## Problem requirements
Give the listing again character for character, but drop the images.

************

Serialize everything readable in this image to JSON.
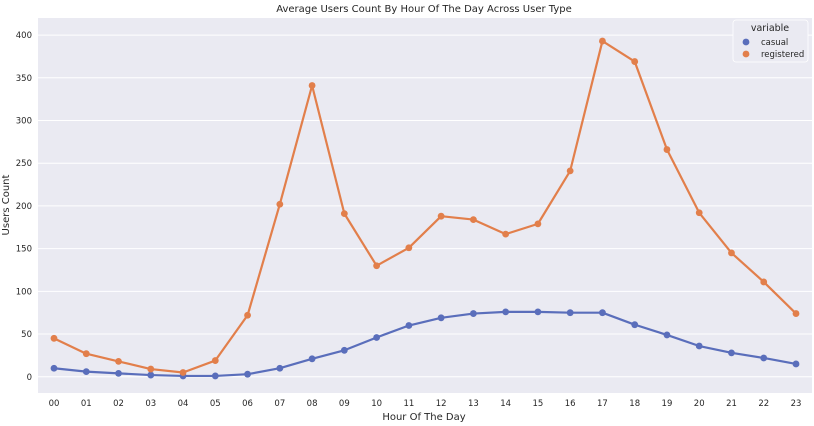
{
  "chart_data": {
    "type": "line",
    "title": "Average Users Count By Hour Of The Day Across User Type",
    "xlabel": "Hour Of The Day",
    "ylabel": "Users Count",
    "categories": [
      "00",
      "01",
      "02",
      "03",
      "04",
      "05",
      "06",
      "07",
      "08",
      "09",
      "10",
      "11",
      "12",
      "13",
      "14",
      "15",
      "16",
      "17",
      "18",
      "19",
      "20",
      "21",
      "22",
      "23"
    ],
    "ylim": [
      -19,
      420
    ],
    "yticks": [
      0,
      50,
      100,
      150,
      200,
      250,
      300,
      350,
      400
    ],
    "grid": true,
    "legend": {
      "title": "variable",
      "placement": "top-right"
    },
    "series": [
      {
        "name": "casual",
        "color": "#5a6ebb",
        "values": [
          10,
          6,
          4,
          2,
          1,
          1,
          3,
          10,
          21,
          31,
          46,
          60,
          69,
          74,
          76,
          76,
          75,
          75,
          61,
          49,
          36,
          28,
          22,
          15
        ]
      },
      {
        "name": "registered",
        "color": "#e27f4b",
        "values": [
          45,
          27,
          18,
          9,
          5,
          19,
          72,
          202,
          341,
          191,
          130,
          151,
          188,
          184,
          167,
          179,
          241,
          393,
          369,
          266,
          192,
          145,
          111,
          74
        ]
      }
    ]
  }
}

************

## Answer to this exercise
Serialize everything readable in this image to JSON.
{
  "chart_data": {
    "type": "line",
    "title": "Average Users Count By Hour Of The Day Across User Type",
    "xlabel": "Hour Of The Day",
    "ylabel": "Users Count",
    "categories": [
      "00",
      "01",
      "02",
      "03",
      "04",
      "05",
      "06",
      "07",
      "08",
      "09",
      "10",
      "11",
      "12",
      "13",
      "14",
      "15",
      "16",
      "17",
      "18",
      "19",
      "20",
      "21",
      "22",
      "23"
    ],
    "ylim": [
      -19,
      420
    ],
    "yticks": [
      0,
      50,
      100,
      150,
      200,
      250,
      300,
      350,
      400
    ],
    "grid": true,
    "legend": {
      "title": "variable",
      "placement": "top-right"
    },
    "series": [
      {
        "name": "casual",
        "color": "#5a6ebb",
        "values": [
          10,
          6,
          4,
          2,
          1,
          1,
          3,
          10,
          21,
          31,
          46,
          60,
          69,
          74,
          76,
          76,
          75,
          75,
          61,
          49,
          36,
          28,
          22,
          15
        ]
      },
      {
        "name": "registered",
        "color": "#e27f4b",
        "values": [
          45,
          27,
          18,
          9,
          5,
          19,
          72,
          202,
          341,
          191,
          130,
          151,
          188,
          184,
          167,
          179,
          241,
          393,
          369,
          266,
          192,
          145,
          111,
          74
        ]
      }
    ]
  }
}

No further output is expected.